# [INSTRUCTIONS FOR THE TASK]
Search the material below for the string "state" and extract each line that has it.

# [PROVIDED MATERIAL]
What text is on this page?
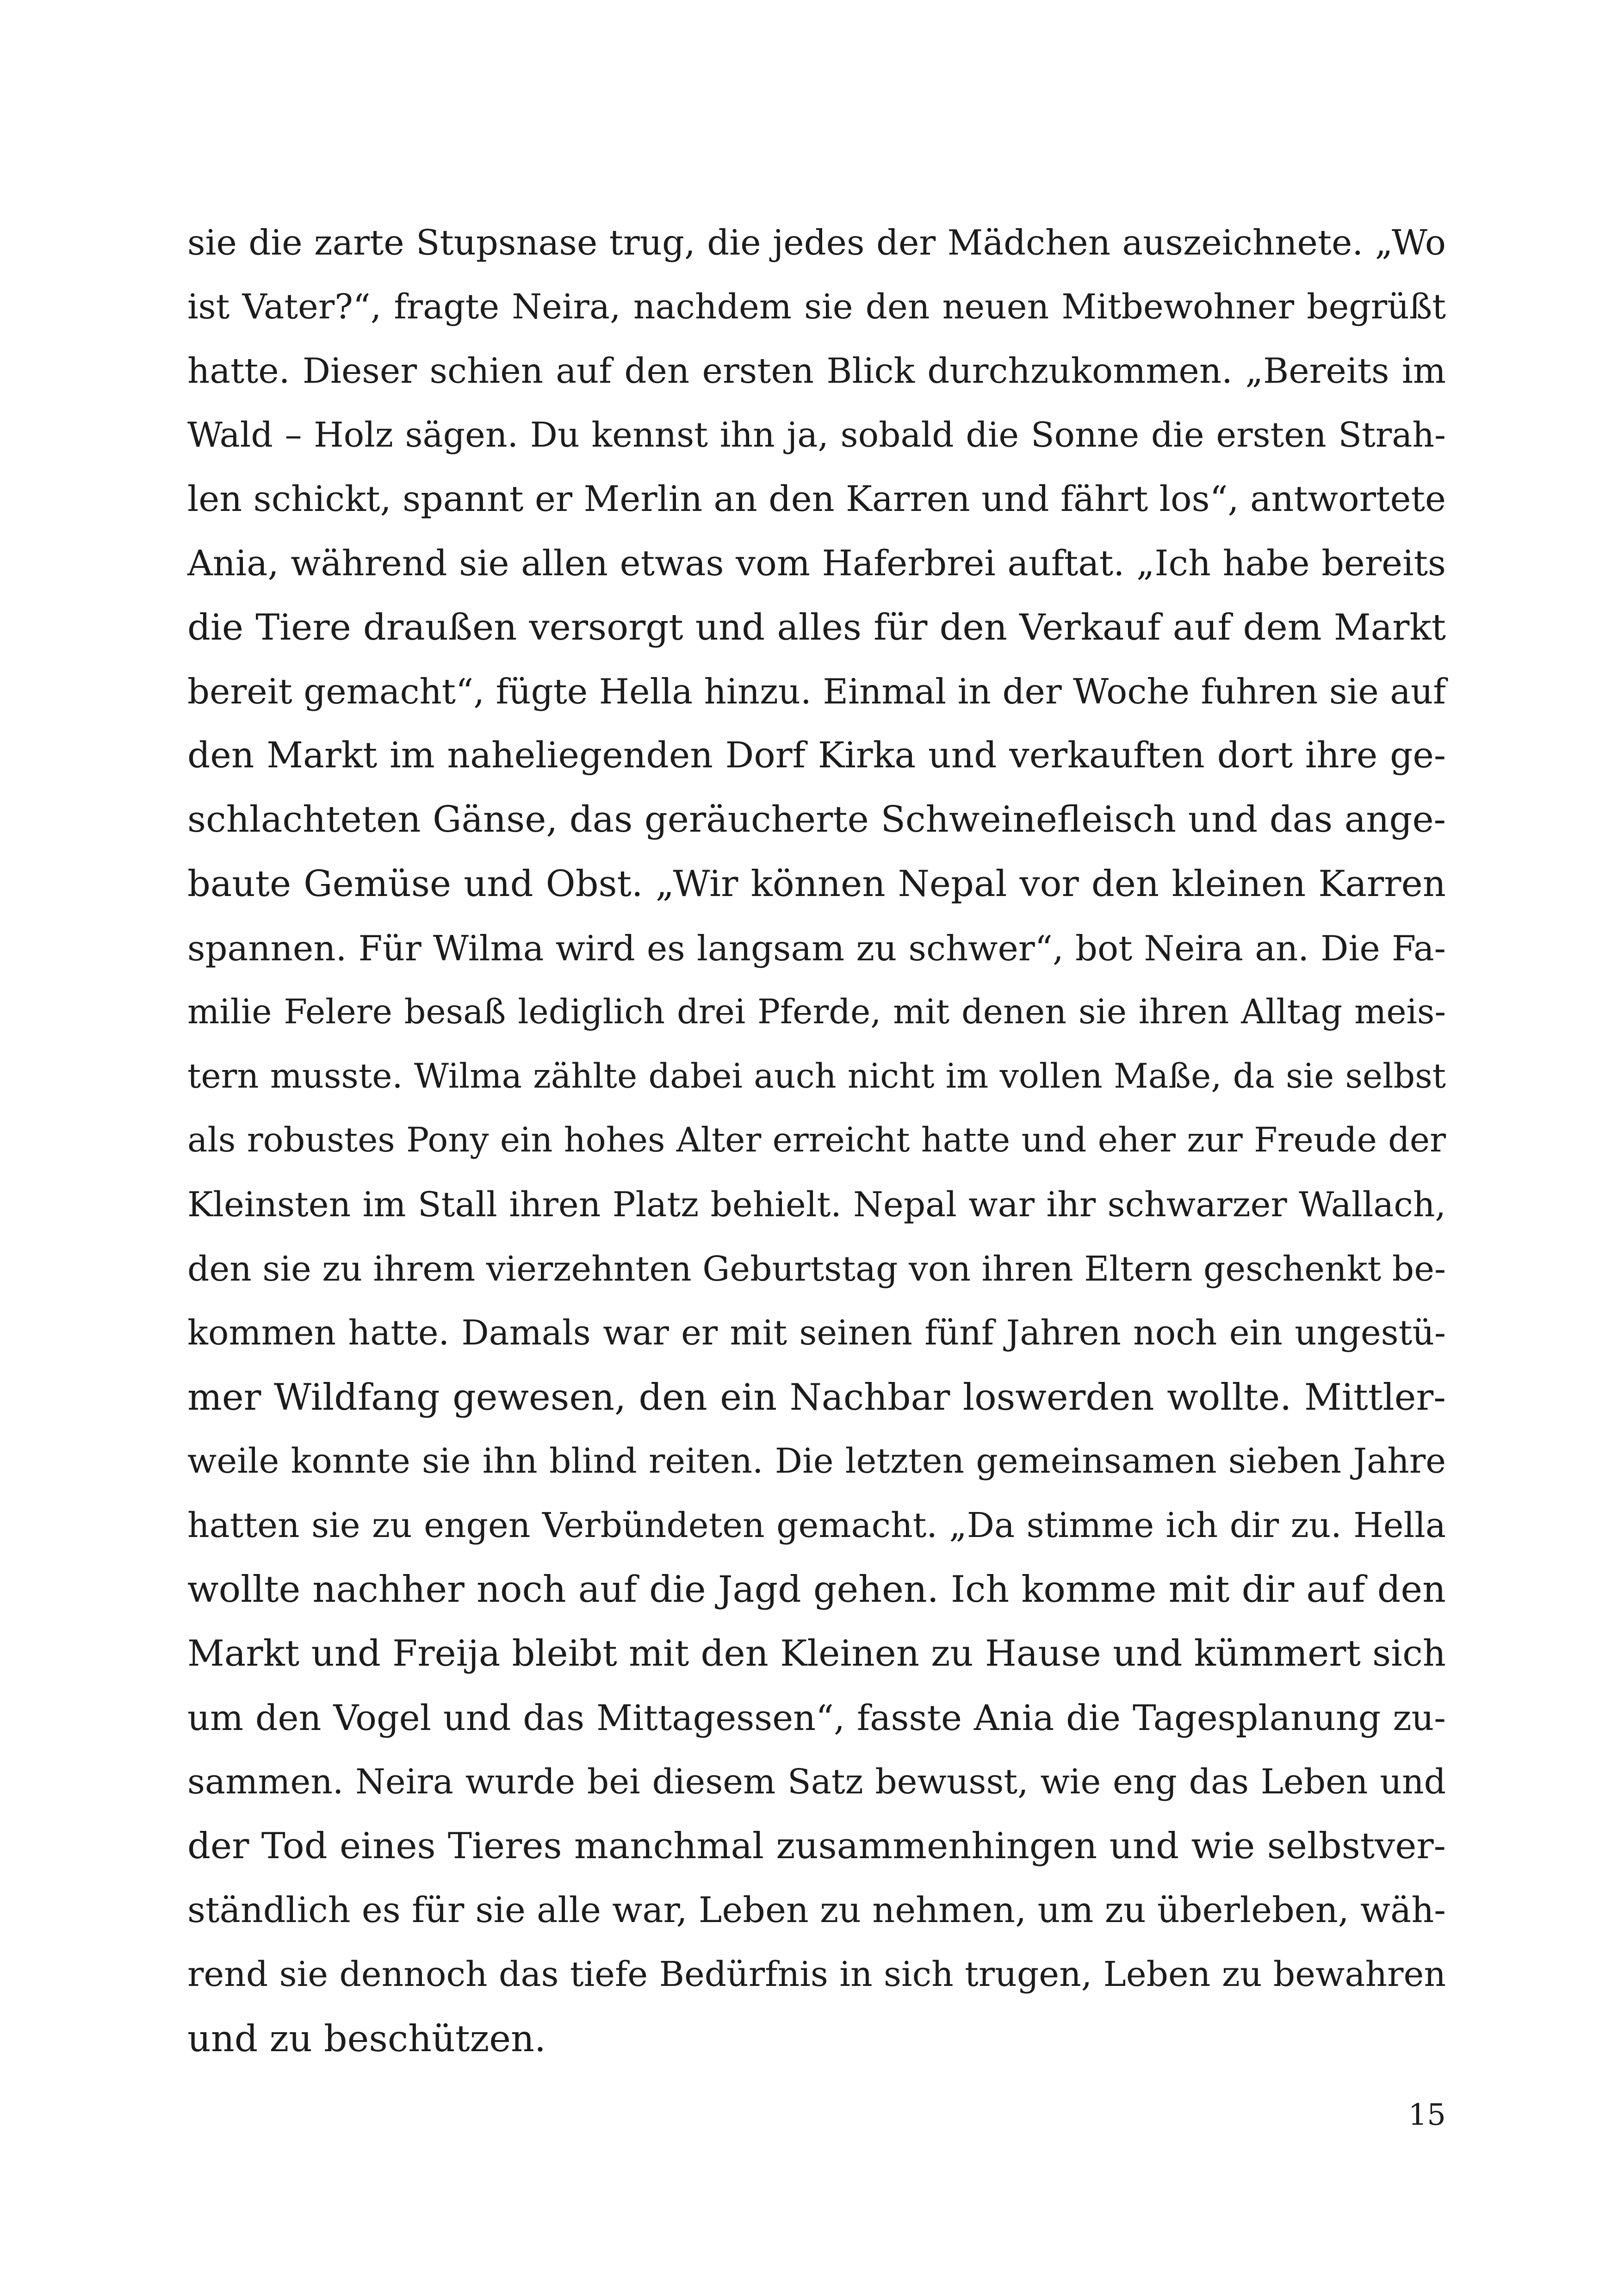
sie die zarte Stupsnase trug, die jedes der Mädchen auszeichnete. „Wo
ist Vater?“, fragte Neira, nachdem sie den neuen Mitbewohner begrüßt
hatte. Dieser schien auf den ersten Blick durchzukommen. „Bereits im
Wald – Holz sägen. Du kennst ihn ja, sobald die Sonne die ersten Strah-
len schickt, spannt er Merlin an den Karren und fährt los“, antwortete
Ania, während sie allen etwas vom Haferbrei auftat. „Ich habe bereits
die Tiere draußen versorgt und alles für den Verkauf auf dem Markt
bereit gemacht“, fügte Hella hinzu. Einmal in der Woche fuhren sie auf
den Markt im naheliegenden Dorf Kirka und verkauften dort ihre ge-
schlachteten Gänse, das geräucherte Schweinefleisch und das ange-
baute Gemüse und Obst. „Wir können Nepal vor den kleinen Karren
spannen. Für Wilma wird es langsam zu schwer“, bot Neira an. Die Fa-
milie Felere besaß lediglich drei Pferde, mit denen sie ihren Alltag meis-
tern musste. Wilma zählte dabei auch nicht im vollen Maße, da sie selbst
als robustes Pony ein hohes Alter erreicht hatte und eher zur Freude der
Kleinsten im Stall ihren Platz behielt. Nepal war ihr schwarzer Wallach,
den sie zu ihrem vierzehnten Geburtstag von ihren Eltern geschenkt be-
kommen hatte. Damals war er mit seinen fünf Jahren noch ein ungestü-
mer Wildfang gewesen, den ein Nachbar loswerden wollte. Mittler-
weile konnte sie ihn blind reiten. Die letzten gemeinsamen sieben Jahre
hatten sie zu engen Verbündeten gemacht. „Da stimme ich dir zu. Hella
wollte nachher noch auf die Jagd gehen. Ich komme mit dir auf den
Markt und Freija bleibt mit den Kleinen zu Hause und kümmert sich
um den Vogel und das Mittagessen“, fasste Ania die Tagesplanung zu-
sammen. Neira wurde bei diesem Satz bewusst, wie eng das Leben und
der Tod eines Tieres manchmal zusammenhingen und wie selbstver-
ständlich es für sie alle war, Leben zu nehmen, um zu überleben, wäh-
rend sie dennoch das tiefe Bedürfnis in sich trugen, Leben zu bewahren
und zu beschützen.
15
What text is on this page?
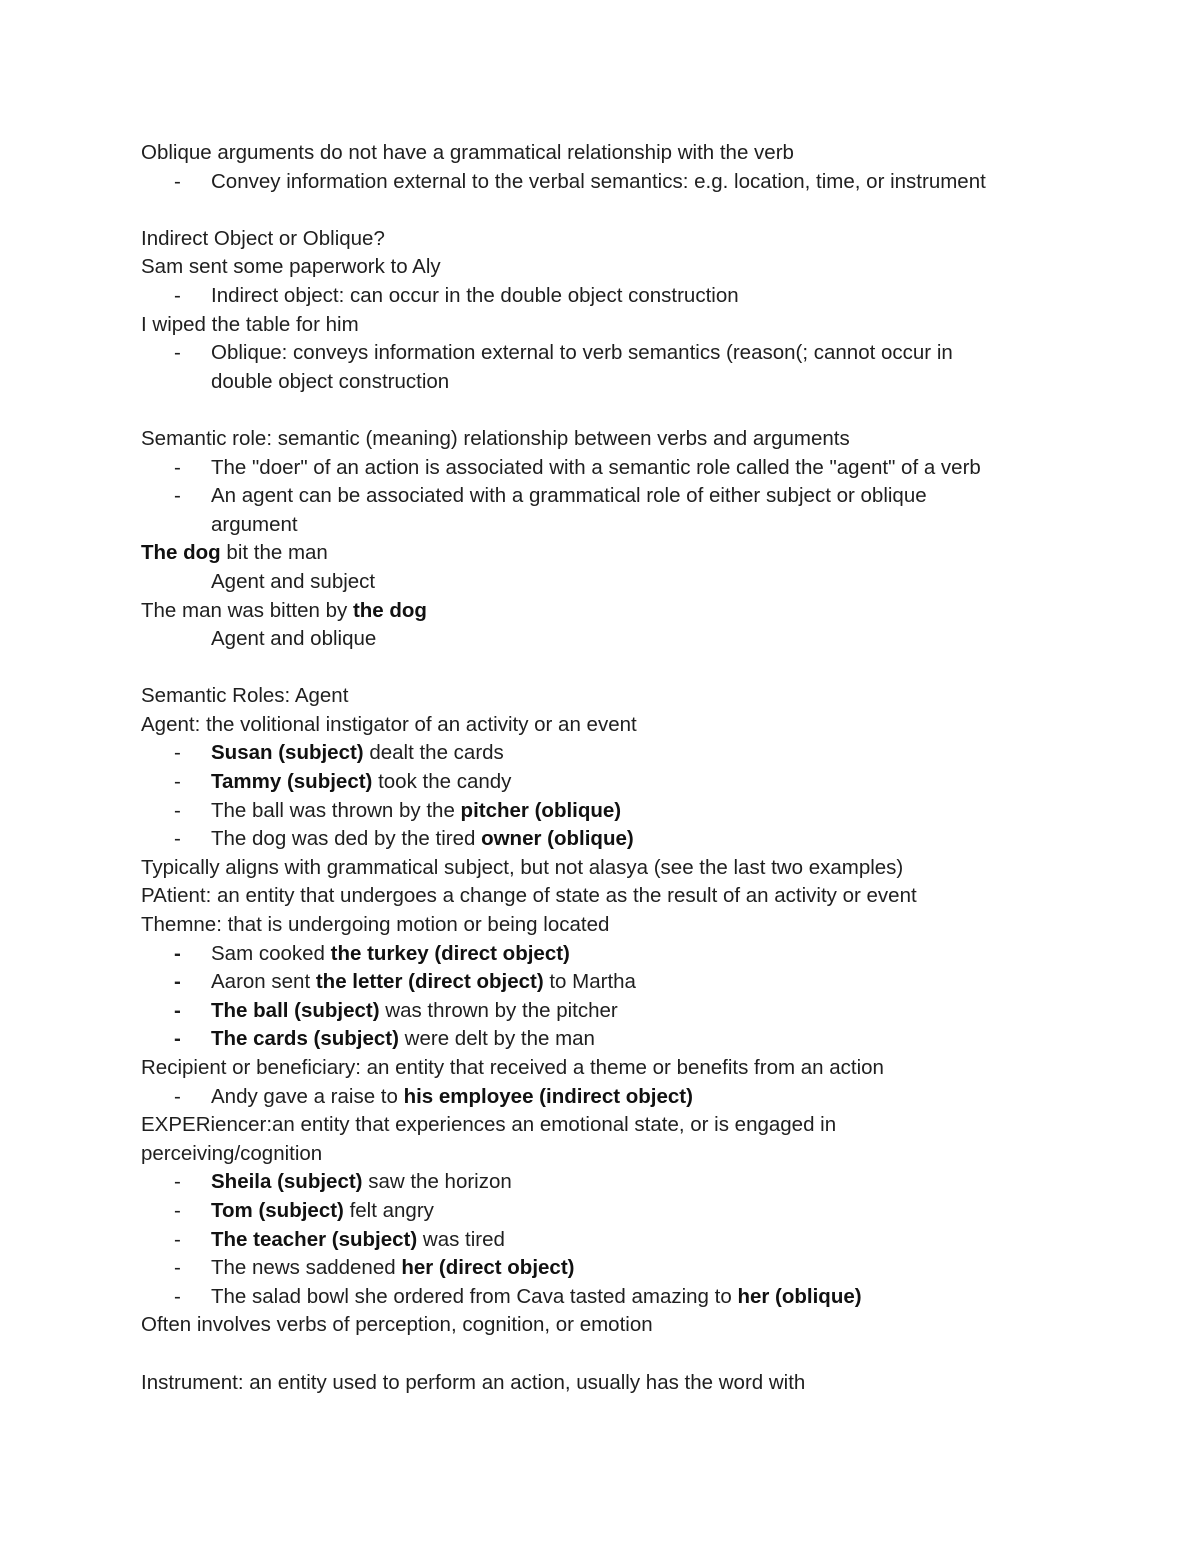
Oblique arguments do not have a grammatical relationship with the verb
- Convey information external to the verbal semantics: e.g. location, time, or instrument
Indirect Object or Oblique?
Sam sent some paperwork to Aly
- Indirect object: can occur in the double object construction
I wiped the table for him
- Oblique: conveys information external to verb semantics (reason(; cannot occur in
double object construction
Semantic role: semantic (meaning) relationship between verbs and arguments
- The "doer" of an action is associated with a semantic role called the "agent" of a verb
- An agent can be associated with a grammatical role of either subject or oblique
argument
The dog bit the man
Agent and subject
The man was bitten by the dog
Agent and oblique
Semantic Roles: Agent
Agent: the volitional instigator of an activity or an event
- Susan (subject) dealt the cards
- Tammy (subject) took the candy
- The ball was thrown by the pitcher (oblique)
- The dog was ded by the tired owner (oblique)
Typically aligns with grammatical subject, but not alasya (see the last two examples)
PAtient: an entity that undergoes a change of state as the result of an activity or event
Themne: that is undergoing motion or being located
- Sam cooked the turkey (direct object)
- Aaron sent the letter (direct object) to Martha
- The ball (subject) was thrown by the pitcher
- The cards (subject) were delt by the man
Recipient or beneficiary: an entity that received a theme or benefits from an action
- Andy gave a raise to his employee (indirect object)
EXPERiencer:an entity that experiences an emotional state, or is engaged in
perceiving/cognition
- Sheila (subject) saw the horizon
- Tom (subject) felt angry
- The teacher (subject) was tired
- The news saddened her (direct object)
- The salad bowl she ordered from Cava tasted amazing to her (oblique)
Often involves verbs of perception, cognition, or emotion
Instrument: an entity used to perform an action, usually has the word with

# [PROBLEM SOLUTION]
PAtient: an entity that undergoes a change of state as the result of an activity or event
EXPERiencer:an entity that experiences an emotional state, or is engaged in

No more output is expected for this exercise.